**What this task involves:**
Each line below should be quoted exactly, please.

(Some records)
══════

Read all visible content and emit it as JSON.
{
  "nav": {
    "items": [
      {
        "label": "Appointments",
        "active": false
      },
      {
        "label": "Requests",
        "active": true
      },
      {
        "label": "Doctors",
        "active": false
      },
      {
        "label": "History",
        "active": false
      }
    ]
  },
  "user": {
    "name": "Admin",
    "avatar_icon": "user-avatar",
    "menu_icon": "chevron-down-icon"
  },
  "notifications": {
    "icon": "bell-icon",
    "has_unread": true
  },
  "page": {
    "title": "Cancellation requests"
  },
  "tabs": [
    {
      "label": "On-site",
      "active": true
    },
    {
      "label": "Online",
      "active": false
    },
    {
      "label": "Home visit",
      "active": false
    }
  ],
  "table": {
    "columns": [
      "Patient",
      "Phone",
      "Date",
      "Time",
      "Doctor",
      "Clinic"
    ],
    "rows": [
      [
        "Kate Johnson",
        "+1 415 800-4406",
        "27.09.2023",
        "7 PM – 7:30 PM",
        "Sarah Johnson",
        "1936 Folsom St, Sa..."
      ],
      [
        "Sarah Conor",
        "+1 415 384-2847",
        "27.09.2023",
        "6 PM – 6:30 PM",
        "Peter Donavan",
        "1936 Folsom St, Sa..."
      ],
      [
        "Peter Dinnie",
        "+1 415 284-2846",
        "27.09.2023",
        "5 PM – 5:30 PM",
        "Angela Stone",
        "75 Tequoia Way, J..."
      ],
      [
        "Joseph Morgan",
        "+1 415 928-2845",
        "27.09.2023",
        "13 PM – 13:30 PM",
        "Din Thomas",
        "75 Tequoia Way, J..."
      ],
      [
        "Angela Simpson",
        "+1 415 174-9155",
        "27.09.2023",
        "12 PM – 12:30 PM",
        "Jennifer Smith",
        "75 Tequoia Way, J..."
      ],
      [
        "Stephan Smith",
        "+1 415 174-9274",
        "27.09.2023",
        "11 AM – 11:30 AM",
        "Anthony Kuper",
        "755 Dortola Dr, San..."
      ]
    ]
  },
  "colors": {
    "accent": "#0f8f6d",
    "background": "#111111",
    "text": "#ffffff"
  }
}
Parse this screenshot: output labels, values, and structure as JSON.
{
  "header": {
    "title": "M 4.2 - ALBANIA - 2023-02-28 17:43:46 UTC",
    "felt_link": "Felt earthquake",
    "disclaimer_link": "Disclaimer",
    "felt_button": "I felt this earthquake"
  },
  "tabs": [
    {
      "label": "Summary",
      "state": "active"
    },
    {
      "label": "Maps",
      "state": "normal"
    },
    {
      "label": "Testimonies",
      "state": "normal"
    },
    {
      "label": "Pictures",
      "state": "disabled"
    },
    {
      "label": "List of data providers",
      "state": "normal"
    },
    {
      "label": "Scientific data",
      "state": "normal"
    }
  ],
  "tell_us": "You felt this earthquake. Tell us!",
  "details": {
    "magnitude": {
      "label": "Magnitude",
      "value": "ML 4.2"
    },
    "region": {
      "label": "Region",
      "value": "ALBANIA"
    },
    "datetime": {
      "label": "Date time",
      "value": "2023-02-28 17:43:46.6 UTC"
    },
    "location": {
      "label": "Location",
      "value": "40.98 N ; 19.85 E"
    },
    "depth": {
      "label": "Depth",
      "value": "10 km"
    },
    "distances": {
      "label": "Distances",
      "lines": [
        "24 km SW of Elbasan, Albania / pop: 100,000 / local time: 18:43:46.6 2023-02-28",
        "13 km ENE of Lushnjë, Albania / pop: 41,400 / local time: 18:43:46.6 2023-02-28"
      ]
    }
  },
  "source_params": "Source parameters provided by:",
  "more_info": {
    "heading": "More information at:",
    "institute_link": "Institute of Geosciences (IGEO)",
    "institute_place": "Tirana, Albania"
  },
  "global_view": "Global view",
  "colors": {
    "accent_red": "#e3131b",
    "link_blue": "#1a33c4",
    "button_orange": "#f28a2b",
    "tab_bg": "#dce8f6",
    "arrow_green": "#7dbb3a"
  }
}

══════

**Output below:**
Read all visible content and emit it as JSON.
{
  "nav": {
    "items": [
      {
        "label": "Appointments",
        "active": false
      },
      {
        "label": "Requests",
        "active": true
      },
      {
        "label": "Doctors",
        "active": false
      },
      {
        "label": "History",
        "active": false
      }
    ]
  },
  "user": {
    "name": "Admin",
    "avatar_icon": "user-avatar",
    "menu_icon": "chevron-down-icon"
  },
  "notifications": {
    "icon": "bell-icon",
    "has_unread": true
  },
  "page": {
    "title": "Cancellation requests"
  },
  "tabs": [
    {
      "label": "On-site",
      "active": true
    },
    {
      "label": "Online",
      "active": false
    },
    {
      "label": "Home visit",
      "active": false
    }
  ],
  "table": {
    "columns": [
      "Patient",
      "Phone",
      "Date",
      "Time",
      "Doctor",
      "Clinic"
    ],
    "rows": [
      [
        "Kate Johnson",
        "+1 415 800-4406",
        "27.09.2023",
        "7 PM – 7:30 PM",
        "Sarah Johnson",
        "1936 Folsom St, Sa..."
      ],
      [
        "Sarah Conor",
        "+1 415 384-2847",
        "27.09.2023",
        "6 PM – 6:30 PM",
        "Peter Donavan",
        "1936 Folsom St, Sa..."
      ],
      [
        "Peter Dinnie",
        "+1 415 284-2846",
        "27.09.2023",
        "5 PM – 5:30 PM",
        "Angela Stone",
        "75 Tequoia Way, J..."
      ],
      [
        "Joseph Morgan",
        "+1 415 928-2845",
        "27.09.2023",
        "13 PM – 13:30 PM",
        "Din Thomas",
        "75 Tequoia Way, J..."
      ],
      [
        "Angela Simpson",
        "+1 415 174-9155",
        "27.09.2023",
        "12 PM – 12:30 PM",
        "Jennifer Smith",
        "75 Tequoia Way, J..."
      ],
      [
        "Stephan Smith",
        "+1 415 174-9274",
        "27.09.2023",
        "11 AM – 11:30 AM",
        "Anthony Kuper",
        "755 Dortola Dr, San..."
      ]
    ]
  },
  "colors": {
    "accent": "#0f8f6d",
    "background": "#111111",
    "text": "#ffffff"
  }
}
Parse this screenshot: output labels, values, and structure as JSON.
{
  "header": {
    "title": "M 4.2 - ALBANIA - 2023-02-28 17:43:46 UTC",
    "felt_link": "Felt earthquake",
    "disclaimer_link": "Disclaimer",
    "felt_button": "I felt this earthquake"
  },
  "tabs": [
    {
      "label": "Summary",
      "state": "active"
    },
    {
      "label": "Maps",
      "state": "normal"
    },
    {
      "label": "Testimonies",
      "state": "normal"
    },
    {
      "label": "Pictures",
      "state": "disabled"
    },
    {
      "label": "List of data providers",
      "state": "normal"
    },
    {
      "label": "Scientific data",
      "state": "normal"
    }
  ],
  "tell_us": "You felt this earthquake. Tell us!",
  "details": {
    "magnitude": {
      "label": "Magnitude",
      "value": "ML 4.2"
    },
    "region": {
      "label": "Region",
      "value": "ALBANIA"
    },
    "datetime": {
      "label": "Date time",
      "value": "2023-02-28 17:43:46.6 UTC"
    },
    "location": {
      "label": "Location",
      "value": "40.98 N ; 19.85 E"
    },
    "depth": {
      "label": "Depth",
      "value": "10 km"
    },
    "distances": {
      "label": "Distances",
      "lines": [
        "24 km SW of Elbasan, Albania / pop: 100,000 / local time: 18:43:46.6 2023-02-28",
        "13 km ENE of Lushnjë, Albania / pop: 41,400 / local time: 18:43:46.6 2023-02-28"
      ]
    }
  },
  "source_params": "Source parameters provided by:",
  "more_info": {
    "heading": "More information at:",
    "institute_link": "Institute of Geosciences (IGEO)",
    "institute_place": "Tirana, Albania"
  },
  "global_view": "Global view",
  "colors": {
    "accent_red": "#e3131b",
    "link_blue": "#1a33c4",
    "button_orange": "#f28a2b",
    "tab_bg": "#dce8f6",
    "arrow_green": "#7dbb3a"
  }
}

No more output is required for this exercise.